# Written exercise
Select all lines in the records that include "missed".

☆ ☆ ☆ ☆ ☆ ☆ ☆

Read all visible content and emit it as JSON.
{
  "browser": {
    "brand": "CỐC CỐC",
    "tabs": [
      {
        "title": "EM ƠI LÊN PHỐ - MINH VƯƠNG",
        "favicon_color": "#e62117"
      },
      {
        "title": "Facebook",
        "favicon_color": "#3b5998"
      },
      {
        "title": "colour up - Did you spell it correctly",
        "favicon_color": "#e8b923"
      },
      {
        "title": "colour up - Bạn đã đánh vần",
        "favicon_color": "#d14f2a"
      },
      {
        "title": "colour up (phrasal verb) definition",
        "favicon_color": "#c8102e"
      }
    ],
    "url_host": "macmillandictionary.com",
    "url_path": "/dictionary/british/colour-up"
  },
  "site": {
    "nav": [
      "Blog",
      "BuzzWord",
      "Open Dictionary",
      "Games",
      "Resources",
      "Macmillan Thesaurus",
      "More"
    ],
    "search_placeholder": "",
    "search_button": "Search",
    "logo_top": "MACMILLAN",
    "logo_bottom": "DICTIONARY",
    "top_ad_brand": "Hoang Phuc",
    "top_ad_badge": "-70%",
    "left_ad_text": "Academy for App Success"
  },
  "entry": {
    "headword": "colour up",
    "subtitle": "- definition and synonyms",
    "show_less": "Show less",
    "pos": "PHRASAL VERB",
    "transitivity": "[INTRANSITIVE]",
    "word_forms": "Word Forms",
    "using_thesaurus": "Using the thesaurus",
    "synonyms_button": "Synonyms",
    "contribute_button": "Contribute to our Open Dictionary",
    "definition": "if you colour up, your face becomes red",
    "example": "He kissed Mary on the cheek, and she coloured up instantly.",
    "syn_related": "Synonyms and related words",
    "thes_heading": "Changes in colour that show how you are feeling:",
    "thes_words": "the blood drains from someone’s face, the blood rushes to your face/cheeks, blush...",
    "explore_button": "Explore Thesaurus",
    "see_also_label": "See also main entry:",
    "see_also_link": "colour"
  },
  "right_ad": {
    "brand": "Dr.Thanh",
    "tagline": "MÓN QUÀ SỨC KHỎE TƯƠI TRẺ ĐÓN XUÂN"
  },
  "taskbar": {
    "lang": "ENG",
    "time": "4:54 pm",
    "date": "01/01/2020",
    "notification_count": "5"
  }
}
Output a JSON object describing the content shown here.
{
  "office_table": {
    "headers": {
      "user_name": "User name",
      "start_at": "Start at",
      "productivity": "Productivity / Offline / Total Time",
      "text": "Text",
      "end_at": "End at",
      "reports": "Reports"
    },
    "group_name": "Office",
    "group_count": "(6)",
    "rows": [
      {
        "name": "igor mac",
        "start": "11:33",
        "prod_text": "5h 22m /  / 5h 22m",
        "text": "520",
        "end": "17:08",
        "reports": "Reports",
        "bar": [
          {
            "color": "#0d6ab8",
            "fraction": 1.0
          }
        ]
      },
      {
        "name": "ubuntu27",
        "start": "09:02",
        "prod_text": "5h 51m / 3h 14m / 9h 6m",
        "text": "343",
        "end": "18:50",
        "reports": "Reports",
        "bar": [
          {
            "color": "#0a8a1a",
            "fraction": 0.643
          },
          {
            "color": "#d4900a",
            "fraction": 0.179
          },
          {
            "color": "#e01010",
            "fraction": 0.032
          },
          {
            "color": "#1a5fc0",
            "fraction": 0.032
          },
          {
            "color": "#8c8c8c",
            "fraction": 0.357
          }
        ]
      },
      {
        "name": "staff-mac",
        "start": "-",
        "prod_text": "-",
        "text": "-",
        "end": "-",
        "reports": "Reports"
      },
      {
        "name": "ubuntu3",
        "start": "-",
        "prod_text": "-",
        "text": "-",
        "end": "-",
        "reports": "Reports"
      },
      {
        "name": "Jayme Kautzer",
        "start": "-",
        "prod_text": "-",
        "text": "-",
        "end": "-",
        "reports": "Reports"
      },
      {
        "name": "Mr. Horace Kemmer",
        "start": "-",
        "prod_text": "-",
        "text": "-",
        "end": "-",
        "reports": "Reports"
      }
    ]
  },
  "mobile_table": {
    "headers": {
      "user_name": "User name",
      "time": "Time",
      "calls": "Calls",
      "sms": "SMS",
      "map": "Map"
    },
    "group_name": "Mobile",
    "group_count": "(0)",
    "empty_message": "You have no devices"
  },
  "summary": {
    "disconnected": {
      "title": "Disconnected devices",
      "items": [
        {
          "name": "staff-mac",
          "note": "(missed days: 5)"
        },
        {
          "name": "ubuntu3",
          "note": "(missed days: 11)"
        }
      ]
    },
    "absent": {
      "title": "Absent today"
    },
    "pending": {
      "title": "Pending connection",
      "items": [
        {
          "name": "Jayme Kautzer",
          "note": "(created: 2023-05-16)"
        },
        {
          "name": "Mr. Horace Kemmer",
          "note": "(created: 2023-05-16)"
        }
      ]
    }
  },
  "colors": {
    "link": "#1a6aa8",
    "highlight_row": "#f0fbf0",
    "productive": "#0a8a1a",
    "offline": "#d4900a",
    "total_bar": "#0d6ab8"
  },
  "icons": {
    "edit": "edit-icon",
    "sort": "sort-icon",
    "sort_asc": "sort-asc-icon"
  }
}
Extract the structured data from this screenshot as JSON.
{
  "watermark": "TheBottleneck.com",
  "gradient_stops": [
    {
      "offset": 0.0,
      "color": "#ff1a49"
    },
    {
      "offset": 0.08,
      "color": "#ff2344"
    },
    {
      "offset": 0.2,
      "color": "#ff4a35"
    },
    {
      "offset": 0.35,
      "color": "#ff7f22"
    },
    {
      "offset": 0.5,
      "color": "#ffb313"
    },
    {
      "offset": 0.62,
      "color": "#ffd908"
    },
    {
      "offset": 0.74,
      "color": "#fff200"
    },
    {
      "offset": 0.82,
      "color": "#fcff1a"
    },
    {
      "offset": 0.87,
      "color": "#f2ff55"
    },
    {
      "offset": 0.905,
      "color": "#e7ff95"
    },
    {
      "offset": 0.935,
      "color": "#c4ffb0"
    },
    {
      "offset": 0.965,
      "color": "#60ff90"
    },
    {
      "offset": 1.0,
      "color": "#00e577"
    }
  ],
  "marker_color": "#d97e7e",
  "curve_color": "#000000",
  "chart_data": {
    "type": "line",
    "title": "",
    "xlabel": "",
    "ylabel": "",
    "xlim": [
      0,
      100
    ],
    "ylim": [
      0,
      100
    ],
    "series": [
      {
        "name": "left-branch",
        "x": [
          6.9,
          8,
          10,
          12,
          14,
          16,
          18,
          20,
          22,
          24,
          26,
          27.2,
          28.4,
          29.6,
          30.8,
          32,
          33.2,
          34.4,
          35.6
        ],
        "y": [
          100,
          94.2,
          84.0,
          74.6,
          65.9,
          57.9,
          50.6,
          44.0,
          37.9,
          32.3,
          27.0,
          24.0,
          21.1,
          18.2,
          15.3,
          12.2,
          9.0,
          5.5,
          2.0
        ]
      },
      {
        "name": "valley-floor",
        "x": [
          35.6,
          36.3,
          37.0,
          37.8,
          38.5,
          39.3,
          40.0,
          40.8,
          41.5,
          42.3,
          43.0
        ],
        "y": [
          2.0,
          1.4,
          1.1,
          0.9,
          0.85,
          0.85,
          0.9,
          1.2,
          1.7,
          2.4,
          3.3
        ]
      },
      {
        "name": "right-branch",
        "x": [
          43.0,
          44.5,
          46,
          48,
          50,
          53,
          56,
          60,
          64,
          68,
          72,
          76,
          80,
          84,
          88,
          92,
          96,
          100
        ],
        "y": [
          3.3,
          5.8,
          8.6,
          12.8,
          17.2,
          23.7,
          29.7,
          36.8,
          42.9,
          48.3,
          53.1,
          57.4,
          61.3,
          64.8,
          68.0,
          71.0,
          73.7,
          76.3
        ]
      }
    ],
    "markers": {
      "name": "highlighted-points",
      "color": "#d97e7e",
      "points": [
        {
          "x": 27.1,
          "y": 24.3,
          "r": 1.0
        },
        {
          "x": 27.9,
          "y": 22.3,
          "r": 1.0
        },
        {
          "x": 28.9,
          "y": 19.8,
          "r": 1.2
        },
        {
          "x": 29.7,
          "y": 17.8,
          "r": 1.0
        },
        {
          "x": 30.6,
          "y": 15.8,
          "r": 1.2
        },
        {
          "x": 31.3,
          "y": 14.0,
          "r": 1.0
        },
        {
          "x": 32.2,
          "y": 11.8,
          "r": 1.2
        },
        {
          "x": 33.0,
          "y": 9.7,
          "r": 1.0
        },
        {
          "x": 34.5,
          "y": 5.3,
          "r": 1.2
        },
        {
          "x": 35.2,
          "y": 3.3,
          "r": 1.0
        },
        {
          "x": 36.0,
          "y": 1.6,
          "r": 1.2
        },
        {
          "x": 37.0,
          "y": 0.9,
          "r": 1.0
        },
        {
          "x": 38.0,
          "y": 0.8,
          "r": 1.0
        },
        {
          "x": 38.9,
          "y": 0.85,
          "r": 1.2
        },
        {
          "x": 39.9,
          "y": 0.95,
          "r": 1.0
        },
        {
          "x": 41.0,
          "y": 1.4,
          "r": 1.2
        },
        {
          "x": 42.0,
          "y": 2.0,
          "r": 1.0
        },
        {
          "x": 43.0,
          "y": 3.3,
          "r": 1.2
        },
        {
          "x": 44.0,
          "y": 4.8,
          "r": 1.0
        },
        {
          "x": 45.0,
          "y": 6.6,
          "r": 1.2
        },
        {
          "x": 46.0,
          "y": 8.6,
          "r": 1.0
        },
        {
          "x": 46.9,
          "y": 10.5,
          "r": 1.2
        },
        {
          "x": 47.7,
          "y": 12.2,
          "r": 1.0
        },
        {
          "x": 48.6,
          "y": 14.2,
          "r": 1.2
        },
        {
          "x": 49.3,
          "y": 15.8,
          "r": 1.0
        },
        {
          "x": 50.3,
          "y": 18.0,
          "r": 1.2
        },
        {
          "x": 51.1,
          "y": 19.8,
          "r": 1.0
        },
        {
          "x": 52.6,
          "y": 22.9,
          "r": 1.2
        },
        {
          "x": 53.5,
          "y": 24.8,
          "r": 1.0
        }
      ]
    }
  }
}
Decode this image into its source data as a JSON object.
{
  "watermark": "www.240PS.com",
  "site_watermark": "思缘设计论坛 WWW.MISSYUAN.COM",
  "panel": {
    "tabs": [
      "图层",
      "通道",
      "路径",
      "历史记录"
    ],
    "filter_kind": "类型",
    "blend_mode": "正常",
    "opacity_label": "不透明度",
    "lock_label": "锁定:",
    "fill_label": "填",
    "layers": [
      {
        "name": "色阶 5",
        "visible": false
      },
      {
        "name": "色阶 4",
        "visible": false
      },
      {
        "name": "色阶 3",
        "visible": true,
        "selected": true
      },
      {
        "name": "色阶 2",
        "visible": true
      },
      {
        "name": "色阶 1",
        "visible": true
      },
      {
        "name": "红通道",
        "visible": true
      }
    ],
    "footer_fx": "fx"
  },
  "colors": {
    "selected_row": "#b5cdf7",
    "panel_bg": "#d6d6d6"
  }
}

☆ ☆ ☆ ☆ ☆ ☆ ☆

# Written answer
          "note": "(missed days: 5)"
          "note": "(missed days: 11)"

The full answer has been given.